>>>>>

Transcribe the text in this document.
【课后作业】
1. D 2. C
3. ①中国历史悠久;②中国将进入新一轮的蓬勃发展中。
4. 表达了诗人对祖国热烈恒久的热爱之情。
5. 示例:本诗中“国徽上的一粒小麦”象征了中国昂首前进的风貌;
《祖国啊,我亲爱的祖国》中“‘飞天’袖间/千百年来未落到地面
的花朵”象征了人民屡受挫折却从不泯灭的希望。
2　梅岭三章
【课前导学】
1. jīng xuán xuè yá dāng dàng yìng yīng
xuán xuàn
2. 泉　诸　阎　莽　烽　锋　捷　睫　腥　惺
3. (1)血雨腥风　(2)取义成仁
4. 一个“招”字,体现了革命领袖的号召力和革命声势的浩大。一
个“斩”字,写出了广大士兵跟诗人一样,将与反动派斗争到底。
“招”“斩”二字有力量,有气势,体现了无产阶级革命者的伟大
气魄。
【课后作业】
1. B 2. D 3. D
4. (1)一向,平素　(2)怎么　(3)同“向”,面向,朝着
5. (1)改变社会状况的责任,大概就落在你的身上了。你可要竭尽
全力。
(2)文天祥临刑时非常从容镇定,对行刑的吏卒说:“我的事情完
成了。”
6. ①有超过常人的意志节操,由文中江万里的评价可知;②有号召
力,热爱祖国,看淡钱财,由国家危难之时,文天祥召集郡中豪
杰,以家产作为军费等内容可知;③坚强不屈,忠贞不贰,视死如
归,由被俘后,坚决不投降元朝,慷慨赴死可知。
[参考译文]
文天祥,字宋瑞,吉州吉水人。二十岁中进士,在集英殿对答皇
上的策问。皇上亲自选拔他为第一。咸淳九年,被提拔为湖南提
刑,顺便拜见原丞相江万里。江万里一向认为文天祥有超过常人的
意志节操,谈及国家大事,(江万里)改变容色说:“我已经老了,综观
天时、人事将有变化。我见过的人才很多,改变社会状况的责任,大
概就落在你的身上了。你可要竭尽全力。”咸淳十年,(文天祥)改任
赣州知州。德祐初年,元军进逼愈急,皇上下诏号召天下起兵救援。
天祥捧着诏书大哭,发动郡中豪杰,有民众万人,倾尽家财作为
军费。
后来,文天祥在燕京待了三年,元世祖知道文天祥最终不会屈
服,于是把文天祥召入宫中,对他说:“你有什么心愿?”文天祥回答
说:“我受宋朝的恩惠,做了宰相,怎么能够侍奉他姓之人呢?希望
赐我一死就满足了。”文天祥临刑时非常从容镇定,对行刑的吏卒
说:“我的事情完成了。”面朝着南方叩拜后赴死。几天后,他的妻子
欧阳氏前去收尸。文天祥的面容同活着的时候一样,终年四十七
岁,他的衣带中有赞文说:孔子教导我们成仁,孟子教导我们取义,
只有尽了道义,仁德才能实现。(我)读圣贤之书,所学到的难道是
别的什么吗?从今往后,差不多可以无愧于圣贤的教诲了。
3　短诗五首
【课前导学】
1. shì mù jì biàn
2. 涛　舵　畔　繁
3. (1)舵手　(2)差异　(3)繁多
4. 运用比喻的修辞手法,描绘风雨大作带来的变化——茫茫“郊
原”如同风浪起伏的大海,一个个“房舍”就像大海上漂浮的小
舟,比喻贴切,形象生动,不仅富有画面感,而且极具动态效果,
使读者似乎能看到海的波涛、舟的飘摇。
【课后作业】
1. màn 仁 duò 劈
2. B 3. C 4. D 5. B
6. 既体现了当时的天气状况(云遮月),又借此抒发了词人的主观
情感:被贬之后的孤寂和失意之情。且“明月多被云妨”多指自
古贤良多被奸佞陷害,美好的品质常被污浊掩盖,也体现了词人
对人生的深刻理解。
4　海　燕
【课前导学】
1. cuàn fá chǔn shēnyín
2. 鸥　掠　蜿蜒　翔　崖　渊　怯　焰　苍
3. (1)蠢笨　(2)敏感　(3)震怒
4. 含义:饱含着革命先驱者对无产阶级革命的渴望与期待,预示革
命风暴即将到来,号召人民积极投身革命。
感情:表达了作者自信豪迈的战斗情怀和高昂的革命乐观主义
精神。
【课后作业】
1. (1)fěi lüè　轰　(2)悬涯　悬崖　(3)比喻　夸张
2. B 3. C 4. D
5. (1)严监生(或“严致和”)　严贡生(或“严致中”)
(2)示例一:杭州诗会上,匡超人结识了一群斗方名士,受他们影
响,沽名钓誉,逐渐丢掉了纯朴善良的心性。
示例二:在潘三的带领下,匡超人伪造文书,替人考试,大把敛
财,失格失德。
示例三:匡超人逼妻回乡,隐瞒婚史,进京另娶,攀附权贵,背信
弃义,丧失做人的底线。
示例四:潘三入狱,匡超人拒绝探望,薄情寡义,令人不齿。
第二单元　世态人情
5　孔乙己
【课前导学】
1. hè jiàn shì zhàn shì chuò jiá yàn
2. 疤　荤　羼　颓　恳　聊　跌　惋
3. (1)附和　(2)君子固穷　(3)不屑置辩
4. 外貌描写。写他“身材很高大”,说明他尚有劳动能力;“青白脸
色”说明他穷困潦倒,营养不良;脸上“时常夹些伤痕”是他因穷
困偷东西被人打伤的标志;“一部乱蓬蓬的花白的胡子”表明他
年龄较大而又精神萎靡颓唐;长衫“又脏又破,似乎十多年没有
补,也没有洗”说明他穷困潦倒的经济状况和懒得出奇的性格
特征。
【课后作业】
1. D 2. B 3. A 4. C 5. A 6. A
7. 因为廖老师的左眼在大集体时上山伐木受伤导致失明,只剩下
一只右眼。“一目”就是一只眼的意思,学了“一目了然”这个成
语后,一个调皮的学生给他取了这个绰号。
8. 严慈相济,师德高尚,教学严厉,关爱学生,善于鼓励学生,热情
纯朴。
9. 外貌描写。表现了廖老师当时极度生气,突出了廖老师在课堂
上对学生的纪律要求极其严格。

<<<<<

WRITTEN TASK => Produce a verbatim transcription of the entries above.

ANSWER TO THIS PROBLEM =>
Transcribe the text in this document.
【课后作业】
1. D 2. C
3. ①中国历史悠久;②中国将进入新一轮的蓬勃发展中。
4. 表达了诗人对祖国热烈恒久的热爱之情。
5. 示例:本诗中“国徽上的一粒小麦”象征了中国昂首前进的风貌;
《祖国啊,我亲爱的祖国》中“‘飞天’袖间/千百年来未落到地面
的花朵”象征了人民屡受挫折却从不泯灭的希望。
2　梅岭三章
【课前导学】
1. jīng xuán xuè yá dāng dàng yìng yīng
xuán xuàn
2. 泉　诸　阎　莽　烽　锋　捷　睫　腥　惺
3. (1)血雨腥风　(2)取义成仁
4. 一个“招”字,体现了革命领袖的号召力和革命声势的浩大。一
个“斩”字,写出了广大士兵跟诗人一样,将与反动派斗争到底。
“招”“斩”二字有力量,有气势,体现了无产阶级革命者的伟大
气魄。
【课后作业】
1. B 2. D 3. D
4. (1)一向,平素　(2)怎么　(3)同“向”,面向,朝着
5. (1)改变社会状况的责任,大概就落在你的身上了。你可要竭尽
全力。
(2)文天祥临刑时非常从容镇定,对行刑的吏卒说:“我的事情完
成了。”
6. ①有超过常人的意志节操,由文中江万里的评价可知;②有号召
力,热爱祖国,看淡钱财,由国家危难之时,文天祥召集郡中豪
杰,以家产作为军费等内容可知;③坚强不屈,忠贞不贰,视死如
归,由被俘后,坚决不投降元朝,慷慨赴死可知。
[参考译文]
文天祥,字宋瑞,吉州吉水人。二十岁中进士,在集英殿对答皇
上的策问。皇上亲自选拔他为第一。咸淳九年,被提拔为湖南提
刑,顺便拜见原丞相江万里。江万里一向认为文天祥有超过常人的
意志节操,谈及国家大事,(江万里)改变容色说:“我已经老了,综观
天时、人事将有变化。我见过的人才很多,改变社会状况的责任,大
概就落在你的身上了。你可要竭尽全力。”咸淳十年,(文天祥)改任
赣州知州。德祐初年,元军进逼愈急,皇上下诏号召天下起兵救援。
天祥捧着诏书大哭,发动郡中豪杰,有民众万人,倾尽家财作为
军费。
后来,文天祥在燕京待了三年,元世祖知道文天祥最终不会屈
服,于是把文天祥召入宫中,对他说:“你有什么心愿?”文天祥回答
说:“我受宋朝的恩惠,做了宰相,怎么能够侍奉他姓之人呢?希望
赐我一死就满足了。”文天祥临刑时非常从容镇定,对行刑的吏卒
说:“我的事情完成了。”面朝着南方叩拜后赴死。几天后,他的妻子
欧阳氏前去收尸。文天祥的面容同活着的时候一样,终年四十七
岁,他的衣带中有赞文说:孔子教导我们成仁,孟子教导我们取义,
只有尽了道义,仁德才能实现。(我)读圣贤之书,所学到的难道是
别的什么吗?从今往后,差不多可以无愧于圣贤的教诲了。
3　短诗五首
【课前导学】
1. shì mù jì biàn
2. 涛　舵　畔　繁
3. (1)舵手　(2)差异　(3)繁多
4. 运用比喻的修辞手法,描绘风雨大作带来的变化——茫茫“郊
原”如同风浪起伏的大海,一个个“房舍”就像大海上漂浮的小
舟,比喻贴切,形象生动,不仅富有画面感,而且极具动态效果,
使读者似乎能看到海的波涛、舟的飘摇。
【课后作业】
1. màn 仁 duò 劈
2. B 3. C 4. D 5. B
6. 既体现了当时的天气状况(云遮月),又借此抒发了词人的主观
情感:被贬之后的孤寂和失意之情。且“明月多被云妨”多指自
古贤良多被奸佞陷害,美好的品质常被污浊掩盖,也体现了词人
对人生的深刻理解。
4　海　燕
【课前导学】
1. cuàn fá chǔn shēnyín
2. 鸥　掠　蜿蜒　翔　崖　渊　怯　焰　苍
3. (1)蠢笨　(2)敏感　(3)震怒
4. 含义:饱含着革命先驱者对无产阶级革命的渴望与期待,预示革
命风暴即将到来,号召人民积极投身革命。
感情:表达了作者自信豪迈的战斗情怀和高昂的革命乐观主义
精神。
【课后作业】
1. (1)fěi lüè　轰　(2)悬涯　悬崖　(3)比喻　夸张
2. B 3. C 4. D
5. (1)严监生(或“严致和”)　严贡生(或“严致中”)
(2)示例一:杭州诗会上,匡超人结识了一群斗方名士,受他们影
响,沽名钓誉,逐渐丢掉了纯朴善良的心性。
示例二:在潘三的带领下,匡超人伪造文书,替人考试,大把敛
财,失格失德。
示例三:匡超人逼妻回乡,隐瞒婚史,进京另娶,攀附权贵,背信
弃义,丧失做人的底线。
示例四:潘三入狱,匡超人拒绝探望,薄情寡义,令人不齿。
第二单元　世态人情
5　孔乙己
【课前导学】
1. hè jiàn shì zhàn shì chuò jiá yàn
2. 疤　荤　羼　颓　恳　聊　跌　惋
3. (1)附和　(2)君子固穷　(3)不屑置辩
4. 外貌描写。写他“身材很高大”,说明他尚有劳动能力;“青白脸
色”说明他穷困潦倒,营养不良;脸上“时常夹些伤痕”是他因穷
困偷东西被人打伤的标志;“一部乱蓬蓬的花白的胡子”表明他
年龄较大而又精神萎靡颓唐;长衫“又脏又破,似乎十多年没有
补,也没有洗”说明他穷困潦倒的经济状况和懒得出奇的性格
特征。
【课后作业】
1. D 2. B 3. A 4. C 5. A 6. A
7. 因为廖老师的左眼在大集体时上山伐木受伤导致失明,只剩下
一只右眼。“一目”就是一只眼的意思,学了“一目了然”这个成
语后,一个调皮的学生给他取了这个绰号。
8. 严慈相济,师德高尚,教学严厉,关爱学生,善于鼓励学生,热情
纯朴。
9. 外貌描写。表现了廖老师当时极度生气,突出了廖老师在课堂
上对学生的纪律要求极其严格。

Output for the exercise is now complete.